(EXERCISE DESCRIPTION) Return all of the data exactly as given.

Stored data
——————————

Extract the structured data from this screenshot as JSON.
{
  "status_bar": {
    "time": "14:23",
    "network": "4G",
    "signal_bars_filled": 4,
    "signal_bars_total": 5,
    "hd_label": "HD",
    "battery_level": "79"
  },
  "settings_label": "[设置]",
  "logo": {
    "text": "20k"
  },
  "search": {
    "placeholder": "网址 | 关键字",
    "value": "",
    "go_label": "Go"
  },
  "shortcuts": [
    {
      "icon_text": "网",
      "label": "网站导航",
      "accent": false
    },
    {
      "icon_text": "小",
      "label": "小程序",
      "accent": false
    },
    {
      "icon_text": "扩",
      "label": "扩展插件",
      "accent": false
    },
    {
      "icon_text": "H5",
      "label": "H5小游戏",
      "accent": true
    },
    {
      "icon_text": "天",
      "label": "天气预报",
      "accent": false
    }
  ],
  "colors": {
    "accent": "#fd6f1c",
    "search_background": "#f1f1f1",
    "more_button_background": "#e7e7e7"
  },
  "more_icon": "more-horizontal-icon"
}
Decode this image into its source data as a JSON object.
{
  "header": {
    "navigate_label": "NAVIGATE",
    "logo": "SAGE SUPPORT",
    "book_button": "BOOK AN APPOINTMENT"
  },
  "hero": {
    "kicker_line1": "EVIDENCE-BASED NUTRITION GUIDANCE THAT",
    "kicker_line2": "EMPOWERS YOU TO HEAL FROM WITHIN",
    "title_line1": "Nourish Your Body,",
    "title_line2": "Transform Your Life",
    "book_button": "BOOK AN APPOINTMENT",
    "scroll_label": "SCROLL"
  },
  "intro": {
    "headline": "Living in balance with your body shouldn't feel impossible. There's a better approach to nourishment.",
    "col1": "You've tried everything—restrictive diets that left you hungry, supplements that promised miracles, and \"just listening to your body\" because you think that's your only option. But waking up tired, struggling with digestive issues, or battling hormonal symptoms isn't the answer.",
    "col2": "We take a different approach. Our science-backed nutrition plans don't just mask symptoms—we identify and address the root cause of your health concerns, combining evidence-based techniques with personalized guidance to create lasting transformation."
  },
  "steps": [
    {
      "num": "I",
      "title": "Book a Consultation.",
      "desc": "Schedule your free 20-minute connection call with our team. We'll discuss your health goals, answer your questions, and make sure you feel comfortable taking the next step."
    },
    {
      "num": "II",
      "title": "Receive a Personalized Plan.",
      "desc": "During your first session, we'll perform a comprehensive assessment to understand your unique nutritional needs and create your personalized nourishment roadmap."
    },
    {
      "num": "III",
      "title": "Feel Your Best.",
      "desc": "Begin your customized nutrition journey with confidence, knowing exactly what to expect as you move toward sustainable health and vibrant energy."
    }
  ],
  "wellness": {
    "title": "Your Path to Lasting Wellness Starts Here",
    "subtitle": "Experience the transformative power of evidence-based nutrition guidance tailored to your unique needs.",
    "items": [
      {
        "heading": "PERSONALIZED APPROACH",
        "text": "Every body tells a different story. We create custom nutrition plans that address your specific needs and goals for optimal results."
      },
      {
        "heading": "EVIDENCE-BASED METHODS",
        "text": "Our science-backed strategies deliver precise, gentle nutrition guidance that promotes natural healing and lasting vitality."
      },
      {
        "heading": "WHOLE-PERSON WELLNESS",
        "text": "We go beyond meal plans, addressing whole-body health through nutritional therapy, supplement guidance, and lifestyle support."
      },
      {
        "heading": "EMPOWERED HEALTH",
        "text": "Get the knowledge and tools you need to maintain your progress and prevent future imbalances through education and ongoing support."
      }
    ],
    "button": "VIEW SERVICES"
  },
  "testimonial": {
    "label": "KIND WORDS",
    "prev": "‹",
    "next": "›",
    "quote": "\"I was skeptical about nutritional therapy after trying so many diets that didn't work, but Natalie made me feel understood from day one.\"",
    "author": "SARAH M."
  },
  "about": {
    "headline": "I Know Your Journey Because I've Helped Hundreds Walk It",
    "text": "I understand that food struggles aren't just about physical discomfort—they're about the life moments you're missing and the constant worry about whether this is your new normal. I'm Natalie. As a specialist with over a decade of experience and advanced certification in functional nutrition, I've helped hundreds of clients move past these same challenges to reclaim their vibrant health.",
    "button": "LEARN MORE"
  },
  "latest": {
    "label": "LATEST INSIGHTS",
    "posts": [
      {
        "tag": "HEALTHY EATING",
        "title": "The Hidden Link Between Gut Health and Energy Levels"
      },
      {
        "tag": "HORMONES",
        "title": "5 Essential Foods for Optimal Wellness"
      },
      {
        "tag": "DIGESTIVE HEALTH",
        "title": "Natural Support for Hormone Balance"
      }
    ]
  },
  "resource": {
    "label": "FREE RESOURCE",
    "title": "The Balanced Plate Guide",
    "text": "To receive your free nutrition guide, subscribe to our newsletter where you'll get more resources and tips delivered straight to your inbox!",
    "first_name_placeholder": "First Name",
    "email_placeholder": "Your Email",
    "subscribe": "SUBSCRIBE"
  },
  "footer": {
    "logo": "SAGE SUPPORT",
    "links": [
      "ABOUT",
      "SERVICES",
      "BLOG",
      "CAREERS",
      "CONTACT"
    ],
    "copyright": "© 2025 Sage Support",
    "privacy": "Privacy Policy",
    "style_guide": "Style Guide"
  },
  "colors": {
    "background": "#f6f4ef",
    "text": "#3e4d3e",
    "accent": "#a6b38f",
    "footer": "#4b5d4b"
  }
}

——————————

(EXERCISE ANSWER)
Extract the structured data from this screenshot as JSON.
{
  "status_bar": {
    "time": "14:23",
    "network": "4G",
    "signal_bars_filled": 4,
    "signal_bars_total": 5,
    "hd_label": "HD",
    "battery_level": "79"
  },
  "settings_label": "[设置]",
  "logo": {
    "text": "20k"
  },
  "search": {
    "placeholder": "网址 | 关键字",
    "value": "",
    "go_label": "Go"
  },
  "shortcuts": [
    {
      "icon_text": "网",
      "label": "网站导航",
      "accent": false
    },
    {
      "icon_text": "小",
      "label": "小程序",
      "accent": false
    },
    {
      "icon_text": "扩",
      "label": "扩展插件",
      "accent": false
    },
    {
      "icon_text": "H5",
      "label": "H5小游戏",
      "accent": true
    },
    {
      "icon_text": "天",
      "label": "天气预报",
      "accent": false
    }
  ],
  "colors": {
    "accent": "#fd6f1c",
    "search_background": "#f1f1f1",
    "more_button_background": "#e7e7e7"
  },
  "more_icon": "more-horizontal-icon"
}
Decode this image into its source data as a JSON object.
{
  "header": {
    "navigate_label": "NAVIGATE",
    "logo": "SAGE SUPPORT",
    "book_button": "BOOK AN APPOINTMENT"
  },
  "hero": {
    "kicker_line1": "EVIDENCE-BASED NUTRITION GUIDANCE THAT",
    "kicker_line2": "EMPOWERS YOU TO HEAL FROM WITHIN",
    "title_line1": "Nourish Your Body,",
    "title_line2": "Transform Your Life",
    "book_button": "BOOK AN APPOINTMENT",
    "scroll_label": "SCROLL"
  },
  "intro": {
    "headline": "Living in balance with your body shouldn't feel impossible. There's a better approach to nourishment.",
    "col1": "You've tried everything—restrictive diets that left you hungry, supplements that promised miracles, and \"just listening to your body\" because you think that's your only option. But waking up tired, struggling with digestive issues, or battling hormonal symptoms isn't the answer.",
    "col2": "We take a different approach. Our science-backed nutrition plans don't just mask symptoms—we identify and address the root cause of your health concerns, combining evidence-based techniques with personalized guidance to create lasting transformation."
  },
  "steps": [
    {
      "num": "I",
      "title": "Book a Consultation.",
      "desc": "Schedule your free 20-minute connection call with our team. We'll discuss your health goals, answer your questions, and make sure you feel comfortable taking the next step."
    },
    {
      "num": "II",
      "title": "Receive a Personalized Plan.",
      "desc": "During your first session, we'll perform a comprehensive assessment to understand your unique nutritional needs and create your personalized nourishment roadmap."
    },
    {
      "num": "III",
      "title": "Feel Your Best.",
      "desc": "Begin your customized nutrition journey with confidence, knowing exactly what to expect as you move toward sustainable health and vibrant energy."
    }
  ],
  "wellness": {
    "title": "Your Path to Lasting Wellness Starts Here",
    "subtitle": "Experience the transformative power of evidence-based nutrition guidance tailored to your unique needs.",
    "items": [
      {
        "heading": "PERSONALIZED APPROACH",
        "text": "Every body tells a different story. We create custom nutrition plans that address your specific needs and goals for optimal results."
      },
      {
        "heading": "EVIDENCE-BASED METHODS",
        "text": "Our science-backed strategies deliver precise, gentle nutrition guidance that promotes natural healing and lasting vitality."
      },
      {
        "heading": "WHOLE-PERSON WELLNESS",
        "text": "We go beyond meal plans, addressing whole-body health through nutritional therapy, supplement guidance, and lifestyle support."
      },
      {
        "heading": "EMPOWERED HEALTH",
        "text": "Get the knowledge and tools you need to maintain your progress and prevent future imbalances through education and ongoing support."
      }
    ],
    "button": "VIEW SERVICES"
  },
  "testimonial": {
    "label": "KIND WORDS",
    "prev": "‹",
    "next": "›",
    "quote": "\"I was skeptical about nutritional therapy after trying so many diets that didn't work, but Natalie made me feel understood from day one.\"",
    "author": "SARAH M."
  },
  "about": {
    "headline": "I Know Your Journey Because I've Helped Hundreds Walk It",
    "text": "I understand that food struggles aren't just about physical discomfort—they're about the life moments you're missing and the constant worry about whether this is your new normal. I'm Natalie. As a specialist with over a decade of experience and advanced certification in functional nutrition, I've helped hundreds of clients move past these same challenges to reclaim their vibrant health.",
    "button": "LEARN MORE"
  },
  "latest": {
    "label": "LATEST INSIGHTS",
    "posts": [
      {
        "tag": "HEALTHY EATING",
        "title": "The Hidden Link Between Gut Health and Energy Levels"
      },
      {
        "tag": "HORMONES",
        "title": "5 Essential Foods for Optimal Wellness"
      },
      {
        "tag": "DIGESTIVE HEALTH",
        "title": "Natural Support for Hormone Balance"
      }
    ]
  },
  "resource": {
    "label": "FREE RESOURCE",
    "title": "The Balanced Plate Guide",
    "text": "To receive your free nutrition guide, subscribe to our newsletter where you'll get more resources and tips delivered straight to your inbox!",
    "first_name_placeholder": "First Name",
    "email_placeholder": "Your Email",
    "subscribe": "SUBSCRIBE"
  },
  "footer": {
    "logo": "SAGE SUPPORT",
    "links": [
      "ABOUT",
      "SERVICES",
      "BLOG",
      "CAREERS",
      "CONTACT"
    ],
    "copyright": "© 2025 Sage Support",
    "privacy": "Privacy Policy",
    "style_guide": "Style Guide"
  },
  "colors": {
    "background": "#f6f4ef",
    "text": "#3e4d3e",
    "accent": "#a6b38f",
    "footer": "#4b5d4b"
  }
}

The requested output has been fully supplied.